Passage »
[START]

Ok, so I won't bother to review the following films in-depth individually if you promise to not rent them.
APPALOOSA
Maybe it was a great book, but not all things that provide for stimulating reads are adapted for the big screen with the same success. I'm thinking a film with Ed Harris, who delivered the only performance I enjoyed in A Beautiful Mind, and Viggo Mortensen, (who if you haven't seen him in Eastern Promises, you are missing out), would capably deliver something intriguing. No such luck! Appaloosa is a virtually action-free Western, centered heavily on a story that is very much, lost in translation.
HOTEL FOR DOGS
Awww, these kids with no resources, no real parents, and apparently no school, turn their love for their pet into a hotel for displaced pups. It's a kid movie. I can't be too hard on it, except to say that kid movies are all about peaks and valleys, highs and lows in the stories. Because apparently being an adult means you can finally understand a tempered storyline without the throws of elation or depression. Hmmm. I think kids are smarter than that, and they don't have to be put to tears to understand sadness or disappointment. Happy ending for kids and dogs alike - whew...what a shock!

[END]

What you need to do »
1. Reproduce everything in the records from the line containing "resume-title: Instrumentalist Resume" down to the line containing "job-bullet: • Maintaining", including both of those lines.
2. Carry on the short film reviews from the point where they stop.
The film reviews and the records were taken from unrelated sources.

Dataset records »
[START]

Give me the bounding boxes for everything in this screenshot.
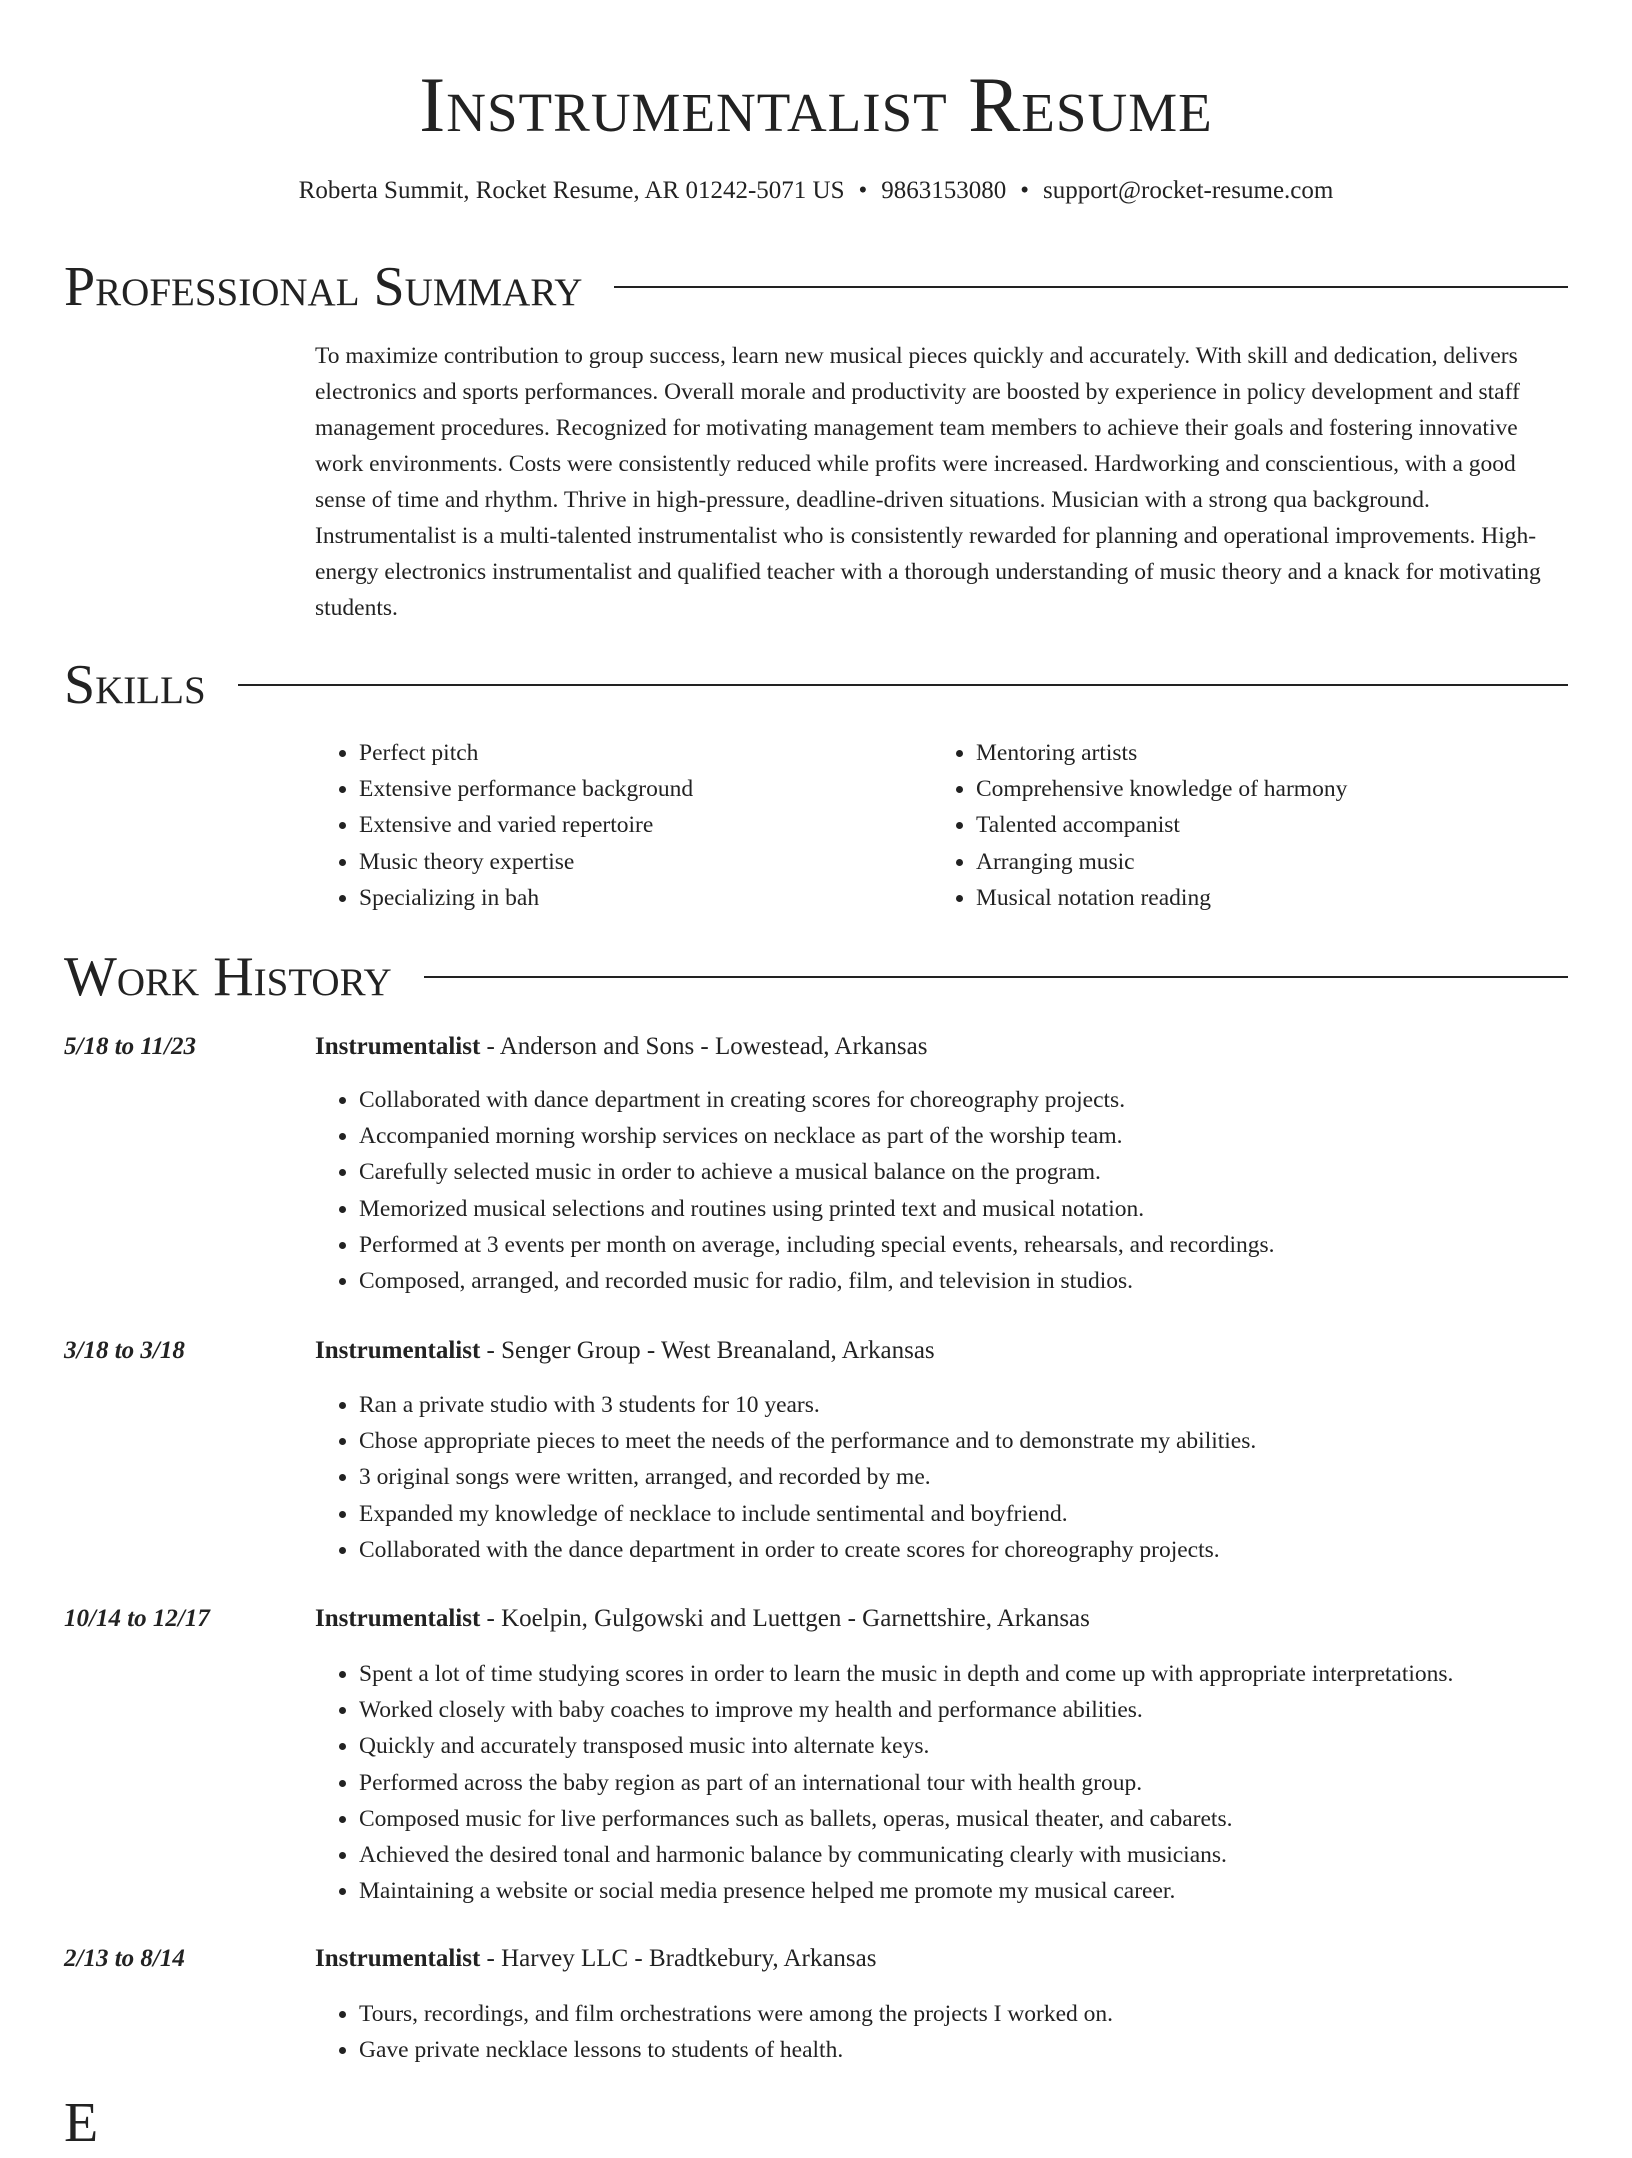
resume-title: Instrumentalist Resume — [419, 61, 1213, 148]
job-bullet: • Worked closely with baby coaches to improve my health and performance abilities. — [359, 1692, 1575, 1728]
job-bullet: • Performed across the baby region as part of an international tour with health group. — [359, 1765, 1575, 1801]
job-dates: 10/14 to 12/17 — [64, 1605, 210, 1632]
job-bullet: • Collaborated with dance department in creating scores for choreography projects. — [359, 1082, 1575, 1118]
job-heading — [315, 1942, 876, 1976]
job-bullet: • Achieved the desired tonal and harmonic balance by communicating clearly with musicians. — [359, 1837, 1575, 1873]
job-bullets — [315, 1387, 1575, 1568]
job-heading — [315, 1030, 927, 1064]
job-role: Instrumentalist — [315, 1033, 481, 1060]
work-section-title: Work History — [64, 946, 392, 1008]
job-bullet: • Maintaining a website or social media presence helped me promote my musical career. — [359, 1873, 1575, 1909]
job-bullet: • Collaborated with the dance department in order to create scores for choreography projects. — [359, 1532, 1575, 1568]
job-bullet: • Performed at 3 events per month on average, including special events, rehearsals, and recordings. — [359, 1227, 1575, 1263]
contact-line — [0, 174, 1632, 208]
skill-item: • Talented accompanist — [976, 807, 1532, 843]
skill-item: • Comprehensive knowledge of harmony — [976, 771, 1532, 807]
job-role: Instrumentalist — [315, 1945, 481, 1972]
skill-item: • Mentoring artists — [976, 735, 1532, 771]
job-bullet: • Expanded my knowledge of necklace to include sentimental and boyfriend. — [359, 1496, 1575, 1532]
job-details: - Senger Group - West Breanaland, Arkansas — [480, 1337, 935, 1364]
skills-section-title: Skills — [64, 654, 206, 716]
contact-phone: 9863153080 — [881, 177, 1007, 204]
section-divider — [424, 976, 1568, 978]
job-role: Instrumentalist — [315, 1605, 481, 1632]
job-dates: 2/13 to 8/14 — [64, 1945, 185, 1972]
skill-item: • Extensive and varied repertoire — [359, 807, 915, 843]
job-details: - Harvey LLC - Bradtkebury, Arkansas — [480, 1945, 877, 1972]
skills-column-left — [315, 735, 915, 916]
job-details: - Anderson and Sons - Lowestead, Arkansas — [480, 1033, 928, 1060]
job-bullet: • Carefully selected music in order to achieve a musical balance on the program. — [359, 1154, 1575, 1190]
skill-item: • Specializing in bah — [359, 880, 915, 916]
job-heading — [315, 1602, 1090, 1636]
job-heading — [315, 1334, 935, 1368]
skill-item: • Musical notation reading — [976, 880, 1532, 916]
contact-separator: • — [1020, 177, 1030, 204]
summary-text: To maximize contribution to group success, learn new musical pieces quickly and accurately. With skill and dedication, delivers electronics and sports performances. Overall morale and productivity are boosted by experience in policy development and staff management procedures. Recognized for motivating management team members to achieve their goals and fostering innovative work environments. Costs were consistently reduced while profits were increased. Hardworking and conscientious, with a good sense of time and rhythm. Thrive in high-pressure, deadline-driven situations. Musician with a strong qua background. Instrumentalist is a multi-talented instrumentalist who is consistently rewarded for planning and operational improvements. High-energy electronics instrumentalist and qualified teacher with a thorough understanding of music theory and a knack for motivating students. — [315, 343, 1541, 621]
summary-section-title: Professional Summary — [64, 256, 583, 318]
skills-column-right — [932, 735, 1532, 916]
section-divider — [238, 684, 1568, 686]
section-divider — [614, 286, 1568, 288]
job-details: - Koelpin, Gulgowski and Luettgen - Garnettshire, Arkansas — [480, 1605, 1090, 1632]
job-bullet: • Composed music for live performances such as ballets, operas, musical theater, and cabarets. — [359, 1801, 1575, 1837]
job-bullet: • 3 original songs were written, arranged, and recorded by me. — [359, 1459, 1575, 1495]
job-bullets — [315, 1082, 1575, 1299]
skill-item: • Extensive performance background — [359, 771, 915, 807]
contact-separator: • — [858, 177, 868, 204]
skill-item: • Music theory expertise — [359, 844, 915, 880]
job-bullet: • Gave private necklace lessons to students of health. — [359, 2032, 1575, 2068]
job-dates: 5/18 to 11/23 — [64, 1033, 196, 1060]
job-bullet: • Quickly and accurately transposed music into alternate keys. — [359, 1728, 1575, 1764]
job-role: Instrumentalist — [315, 1337, 481, 1364]
summary-section-header — [64, 252, 1568, 322]
skill-item: • Perfect pitch — [359, 735, 915, 771]
job-bullets — [315, 1656, 1575, 1909]
job-bullet: • Chose appropriate pieces to meet the needs of the performance and to demonstrate my abilities. — [359, 1423, 1575, 1459]
contact-address: Roberta Summit, Rocket Resume, AR 01242-5071 US — [298, 177, 845, 204]
job-bullet: • Composed, arranged, and recorded music for radio, film, and television in studios. — [359, 1263, 1575, 1299]
skills-section-header — [64, 650, 1568, 720]
job-dates: 3/18 to 3/18 — [64, 1337, 185, 1364]
job-bullet: • Ran a private studio with 3 students for 10 years. — [359, 1387, 1575, 1423]
next-section-title: E — [64, 2092, 99, 2154]
job-bullet: • Spent a lot of time studying scores in order to learn the music in depth and come up with appropriate interpretations. — [359, 1656, 1575, 1692]
contact-email: support@rocket-resume.com — [1043, 177, 1334, 204]
skill-item: • Arranging music — [976, 844, 1532, 880]
job-bullet: • Accompanied morning worship services on necklace as part of the worship team. — [359, 1118, 1575, 1154]
work-section-header — [64, 942, 1568, 1012]
next-section-header — [64, 2088, 1568, 2158]
job-bullets — [315, 1996, 1575, 2068]
job-bullet: • Memorized musical selections and routines using printed text and musical notation. — [359, 1191, 1575, 1227]
job-bullet: • Tours, recordings, and film orchestrations were among the projects I worked on. — [359, 1996, 1575, 2032]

[END]

Task-by-task answers »
1.
resume-title: Instrumentalist Resume — [419, 61, 1213, 148]
job-bullet: • Worked closely with baby coaches to improve my health and performance abilities. — [359, 1692, 1575, 1728]
job-bullet: • Performed across the baby region as part of an international tour with health group. — [359, 1765, 1575, 1801]
job-dates: 10/14 to 12/17 — [64, 1605, 210, 1632]
job-bullet: • Collaborated with dance department in creating scores for choreography projects. — [359, 1082, 1575, 1118]
job-heading — [315, 1942, 876, 1976]
job-bullet: • Achieved the desired tonal and harmonic balance by communicating clearly with musicians. — [359, 1837, 1575, 1873]
job-bullets — [315, 1387, 1575, 1568]
job-heading — [315, 1030, 927, 1064]
job-role: Instrumentalist — [315, 1033, 481, 1060]
work-section-title: Work History — [64, 946, 392, 1008]
job-bullet: • Maintaining a website or social media presence helped me promote my musical career. — [359, 1873, 1575, 1909]

2.
LAKEVIEW TERRANCE
Snooze...haven't we come far enough to rise above a neighborhood of one volatile who just happens to be a large African American man pitted against his white Hybrid-driving neighbor. I was largely indifferent to the technical qualities of the film, but the storyline is the same crap we get fed every year: he's the aggressor, he's the guy you thought he was going to be and he's totally tortured. Here's the hero, he's unassuming and everybody, I mean everybody would want to be his friend, and oh yeah, he's just WASPier than you can probably stand. Barf. I'd rather watch Samuel L. Jackson in Snakes on a Plane or Patrick Wilson in Hard Candy, both of which incidentally are far better films.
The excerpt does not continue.